# start of Listing
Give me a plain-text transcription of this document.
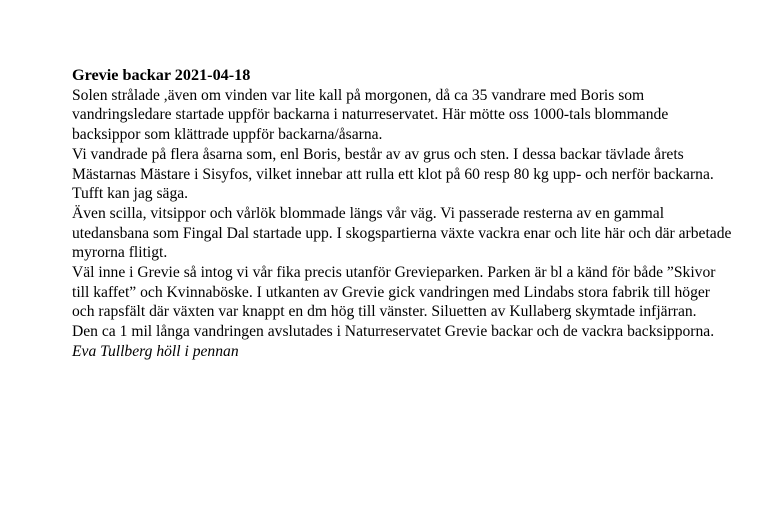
Grevie backar 2021-04-18

Solen strålade ,även om vinden var lite kall på morgonen, då ca 35 vandrare med Boris som vandringsledare startade uppför backarna i naturreservatet. Här mötte oss 1000-tals blommande backsippor som klättrade uppför backarna/åsarna.

Vi vandrade på flera åsarna som, enl Boris, består av av grus och sten. I dessa backar tävlade årets Mästarnas Mästare i Sisyfos, vilket innebar att rulla ett klot på 60 resp 80 kg upp- och nerför backarna. Tufft kan jag säga.

Även scilla, vitsippor och vårlök blommade längs vår väg. Vi passerade resterna av en gammal utedansbana som Fingal Dal startade upp. I skogspartierna växte vackra enar och lite här och där arbetade myrorna flitigt.

Väl inne i Grevie så intog vi vår fika precis utanför Grevieparken. Parken är bl a känd för både ”Skivor till kaffet” och Kvinnaböske. I utkanten av Grevie gick vandringen med Lindabs stora fabrik till höger och rapsfält där växten var knappt en dm hög till vänster. Siluetten av Kullaberg skymtade infjärran.

Den ca 1 mil långa vandringen avslutades i Naturreservatet Grevie backar och de vackra backsipporna.

Eva Tullberg höll i pennan
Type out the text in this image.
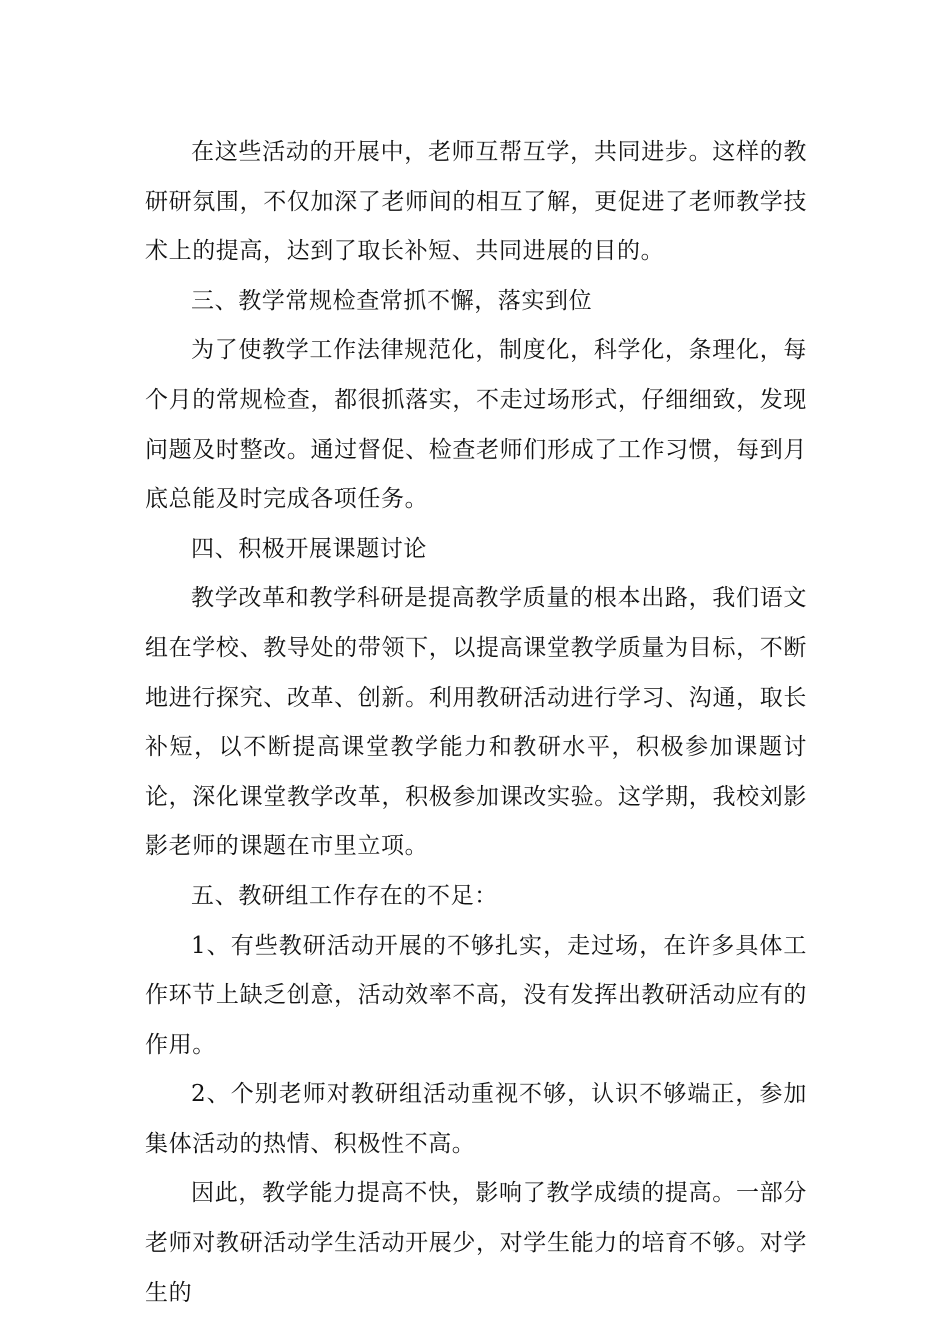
在这些活动的开展中，老师互帮互学，共同进步。这样的教研研氛围，不仅加深了老师间的相互了解，更促进了老师教学技术上的提高，达到了取长补短、共同进展的目的。

三、教学常规检查常抓不懈，落实到位

为了使教学工作法律规范化，制度化，科学化，条理化，每个月的常规检查，都很抓落实，不走过场形式，仔细细致，发现问题及时整改。通过督促、检查老师们形成了工作习惯，每到月底总能及时完成各项任务。

四、积极开展课题讨论

教学改革和教学科研是提高教学质量的根本出路，我们语文组在学校、教导处的带领下，以提高课堂教学质量为目标，不断地进行探究、改革、创新。利用教研活动进行学习、沟通，取长补短，以不断提高课堂教学能力和教研水平，积极参加课题讨论，深化课堂教学改革，积极参加课改实验。这学期，我校刘影影老师的课题在市里立项。

五、教研组工作存在的不足：

1、有些教研活动开展的不够扎实，走过场，在许多具体工作环节上缺乏创意，活动效率不高，没有发挥出教研活动应有的作用。

2、个别老师对教研组活动重视不够，认识不够端正，参加集体活动的热情、积极性不高。

因此，教学能力提高不快，影响了教学成绩的提高。一部分老师对教研活动学生活动开展少，对学生能力的培育不够。对学生的
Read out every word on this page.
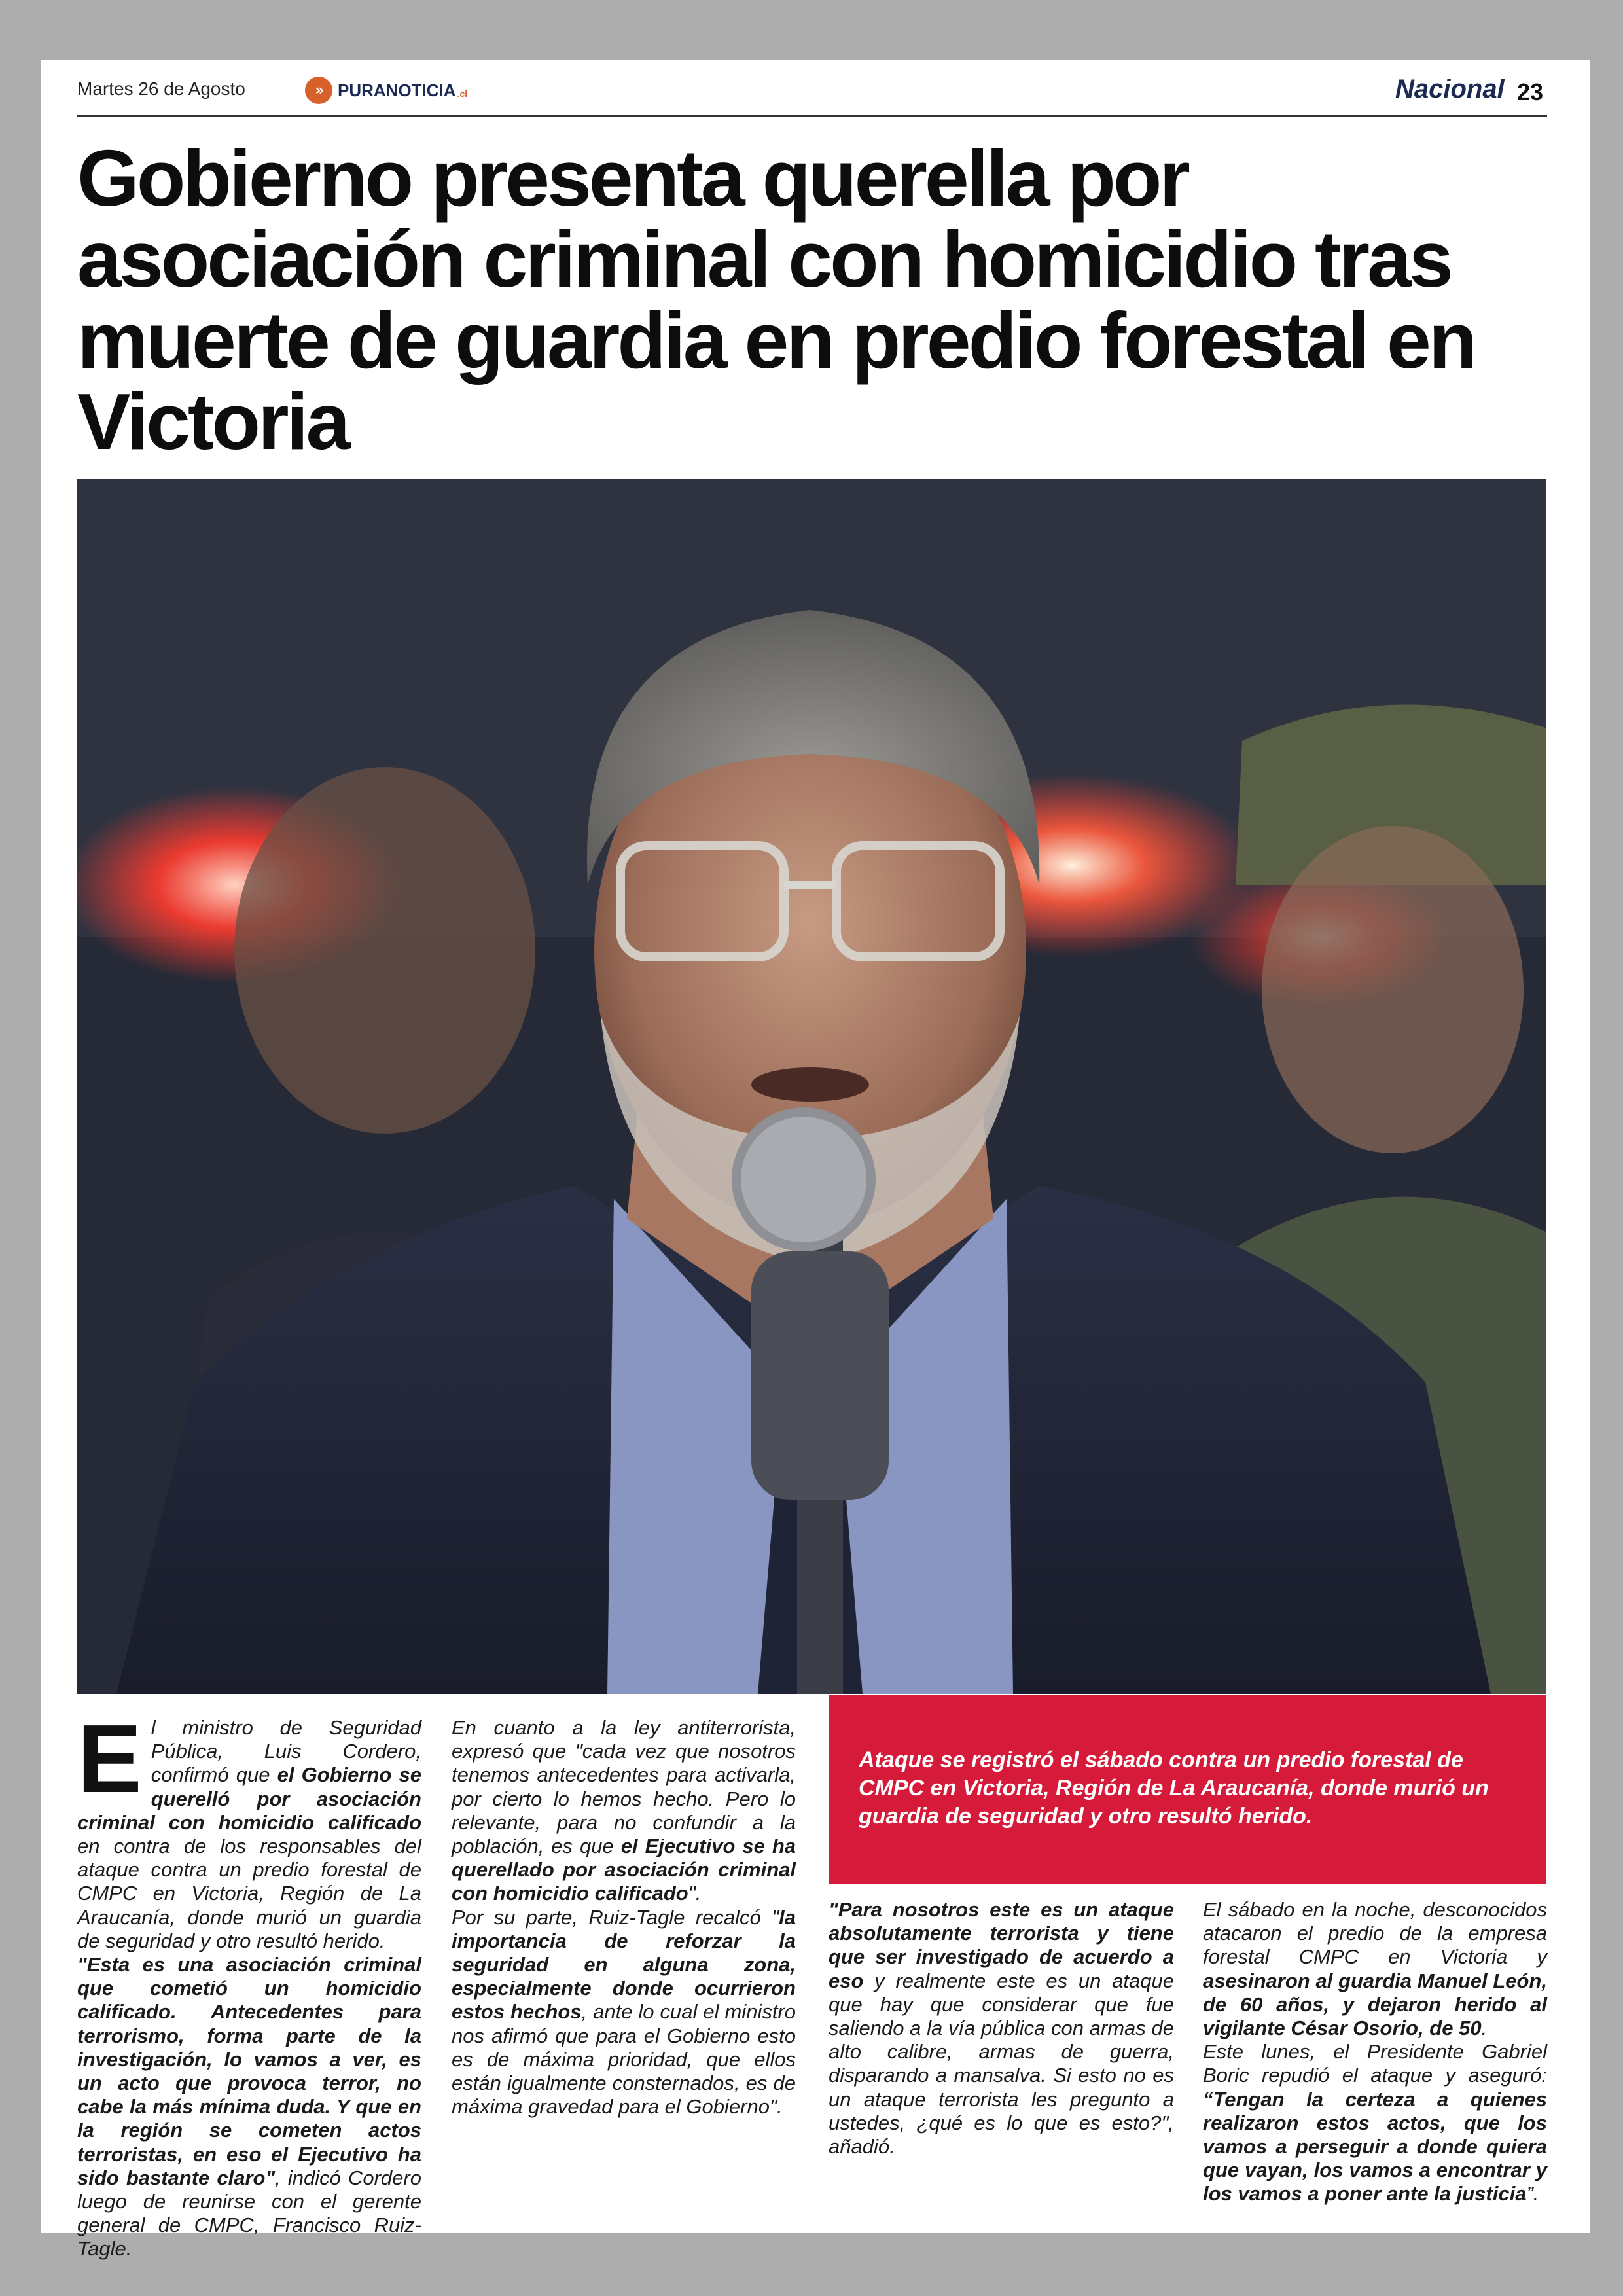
Martes 26 de Agosto	» PURANOTICIA .cl	Nacional 23
Gobierno presenta querella por asociación criminal con homicidio tras muerte de guardia en predio forestal en Victoria
Ataque se registró el sábado contra un predio forestal de CMPC en Victoria, Región de La Araucanía, donde murió un guardia de seguridad y otro resultó herido.
E l ministro de Seguridad Pública, Luis Cordero, confirmó que el Gobierno se querelló por asociación criminal con homicidio calificado en contra de los responsables del ataque contra un predio forestal de CMPC en Victoria, Región de La Araucanía, donde murió un guardia de seguridad y otro resultó herido.
"Esta es una asociación criminal que cometió un homicidio calificado. Antecedentes para terrorismo, forma parte de la investigación, lo vamos a ver, es un acto que provoca terror, no cabe la más mínima duda. Y que en la región se cometen actos terroristas, en eso el Ejecutivo ha sido bastante claro", indicó Cordero luego de reunirse con el gerente general de CMPC, Francisco Ruiz-Tagle.
En cuanto a la ley antiterrorista, expresó que "cada vez que nosotros tenemos antecedentes para activarla, por cierto lo hemos hecho. Pero lo relevante, para no confundir a la población, es que el Ejecutivo se ha querellado por asociación criminal con homicidio calificado".
Por su parte, Ruiz-Tagle recalcó "la importancia de reforzar la seguridad en alguna zona, especialmente donde ocurrieron estos hechos, ante lo cual el ministro nos afirmó que para el Gobierno esto es de máxima prioridad, que ellos están igualmente consternados, es de máxima gravedad para el Gobierno".
"Para nosotros este es un ataque absolutamente terrorista y tiene que ser investigado de acuerdo a eso y realmente este es un ataque que hay que considerar que fue saliendo a la vía pública con armas de alto calibre, armas de guerra, disparando a mansalva. Si esto no es un ataque terrorista les pregunto a ustedes, ¿qué es lo que es esto?", añadió.
El sábado en la noche, desconocidos atacaron el predio de la empresa forestal CMPC en Victoria y asesinaron al guardia Manuel León, de 60 años, y dejaron herido al vigilante César Osorio, de 50.
Este lunes, el Presidente Gabriel Boric repudió el ataque y aseguró: “Tengan la certeza a quienes realizaron estos actos, que los vamos a perseguir a donde quiera que vayan, los vamos a encontrar y los vamos a poner ante la justicia”.
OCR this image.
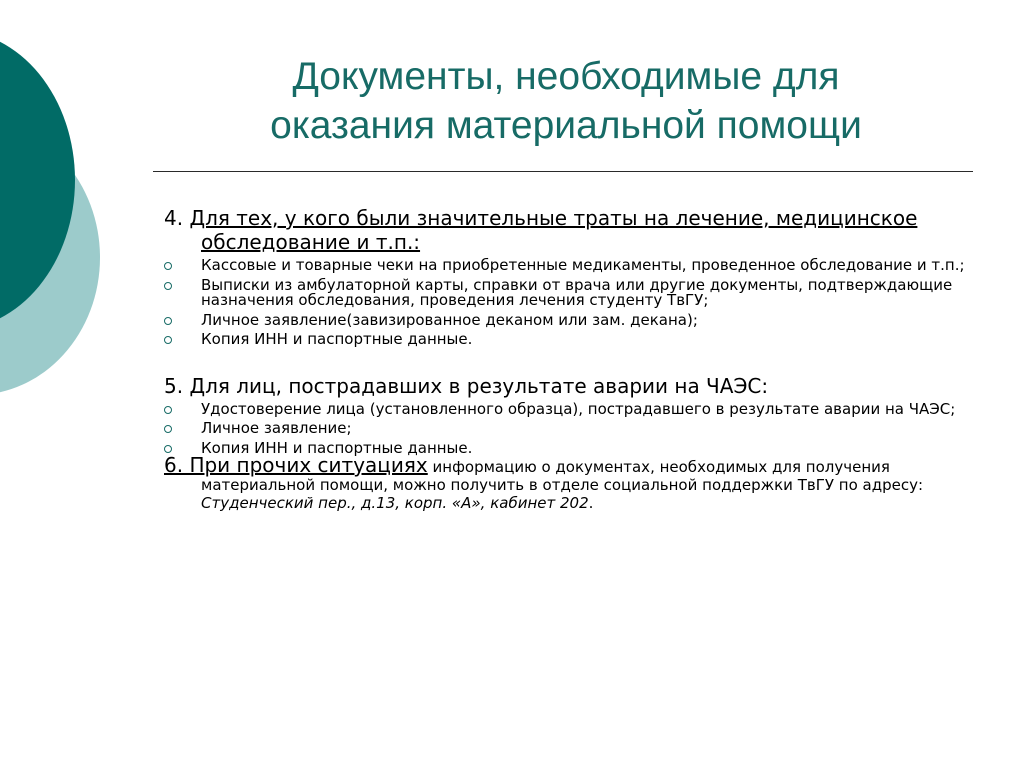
Документы, необходимые для
оказания материальной помощи

4. Для тех, у кого были значительные траты на лечение, медицинское обследование и т.п.:

Кассовые и товарные чеки на приобретенные медикаменты, проведенное обследование и т.п.;
Выписки из амбулаторной карты, справки от врача или другие документы, подтверждающие назначения обследования, проведения лечения студенту ТвГУ;
Личное заявление(завизированное деканом или зам. декана);
Копия ИНН и паспортные данные.

5. Для лиц, пострадавших в результате аварии на ЧАЭС:

Удостоверение лица (установленного образца), пострадавшего в результате аварии на ЧАЭС;
Личное заявление;
Копия ИНН и паспортные данные.

6. При прочих ситуациях информацию о документах, необходимых для получения материальной помощи, можно получить в отделе социальной поддержки ТвГУ по адресу: Студенческий пер., д.13, корп. «А», кабинет 202.
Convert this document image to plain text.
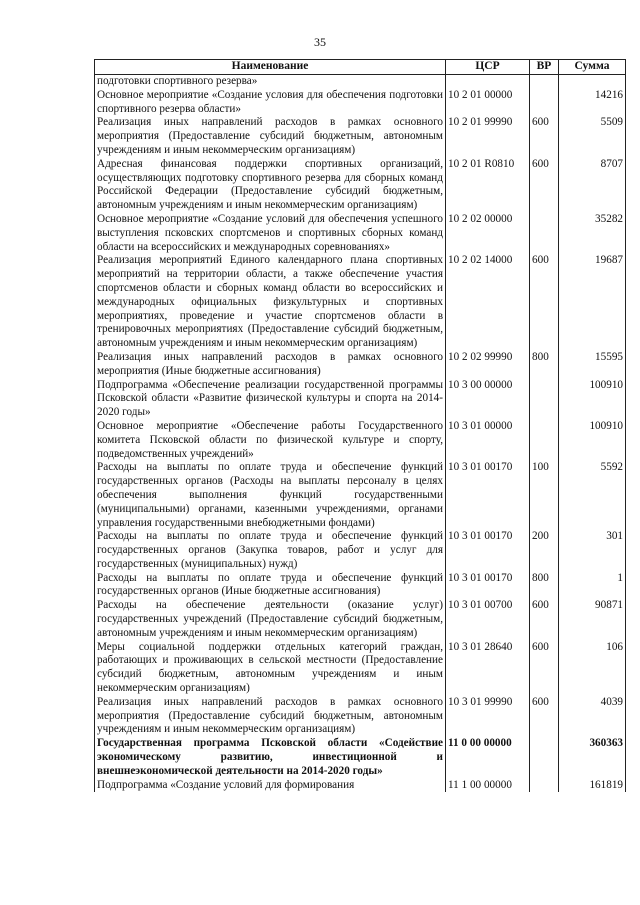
35
Наименование	ЦСР	ВР	Сумма
подготовки спортивного резерва»			
Основное мероприятие «Создание условия для обеспечения подготовки спортивного резерва области»	10 2 01 00000		14216
Реализация иных направлений расходов в рамках основного мероприятия (Предоставление субсидий бюджетным, автономным учреждениям и иным некоммерческим организациям)	10 2 01 99990	600	5509
Адресная финансовая поддержки спортивных организаций, осуществляющих подготовку спортивного резерва для сборных команд Российской Федерации (Предоставление субсидий бюджетным, автономным учреждениям и иным некоммерческим организациям)	10 2 01 R0810	600	8707
Основное мероприятие «Создание условий для обеспечения успешного выступления псковских спортсменов и спортивных сборных команд области на всероссийских и международных соревнованиях»	10 2 02 00000		35282
Реализация мероприятий Единого календарного плана спортивных мероприятий на территории области, а также обеспечение участия спортсменов области и сборных команд области во всероссийских и международных официальных физкультурных и спортивных мероприятиях, проведение и участие спортсменов области в тренировочных мероприятиях (Предоставление субсидий бюджетным, автономным учреждениям и иным некоммерческим организациям)	10 2 02 14000	600	19687
Реализация иных направлений расходов в рамках основного мероприятия (Иные бюджетные ассигнования)	10 2 02 99990	800	15595
Подпрограмма «Обеспечение реализации государственной программы Псковской области «Развитие физической культуры и спорта на 2014-2020 годы»	10 3 00 00000		100910
Основное мероприятие «Обеспечение работы Государственного комитета Псковской области по физической культуре и спорту, подведомственных учреждений»	10 3 01 00000		100910
Расходы на выплаты по оплате труда и обеспечение функций государственных органов (Расходы на выплаты персоналу в целях обеспечения выполнения функций государственными (муниципальными) органами, казенными учреждениями, органами управления государственными внебюджетными фондами)	10 3 01 00170	100	5592
Расходы на выплаты по оплате труда и обеспечение функций государственных органов (Закупка товаров, работ и услуг для государственных (муниципальных) нужд)	10 3 01 00170	200	301
Расходы на выплаты по оплате труда и обеспечение функций государственных органов (Иные бюджетные ассигнования)	10 3 01 00170	800	1
Расходы на обеспечение деятельности (оказание услуг) государственных учреждений (Предоставление субсидий бюджетным, автономным учреждениям и иным некоммерческим организациям)	10 3 01 00700	600	90871
Меры социальной поддержки отдельных категорий граждан, работающих и проживающих в сельской местности (Предоставление субсидий бюджетным, автономным учреждениям и иным некоммерческим организациям)	10 3 01 28640	600	106
Реализация иных направлений расходов в рамках основного мероприятия (Предоставление субсидий бюджетным, автономным учреждениям и иным некоммерческим организациям)	10 3 01 99990	600	4039
Государственная программа Псковской области «Содействие экономическому развитию, инвестиционной и внешнеэкономической деятельности на 2014-2020 годы»	11 0 00 00000		360363
Подпрограмма «Создание условий для формирования	11 1 00 00000		161819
# end of Listing
- [Challenge]:
Copy out every line from the records that has the word "всероссийских".

- [Worked solution]:
Основное мероприятие «Создание условий для обеспечения успешного выступления псковских спортсменов и спортивных сборных команд области на всероссийских и международных соревнованиях»	10 2 02 00000		35282
Реализация мероприятий Единого календарного плана спортивных мероприятий на территории области, а также обеспечение участия спортсменов области и сборных команд области во всероссийских и международных официальных физкультурных и спортивных мероприятиях, проведение и участие спортсменов области в тренировочных мероприятиях (Предоставление субсидий бюджетным, автономным учреждениям и иным некоммерческим организациям)	10 2 02 14000	600	19687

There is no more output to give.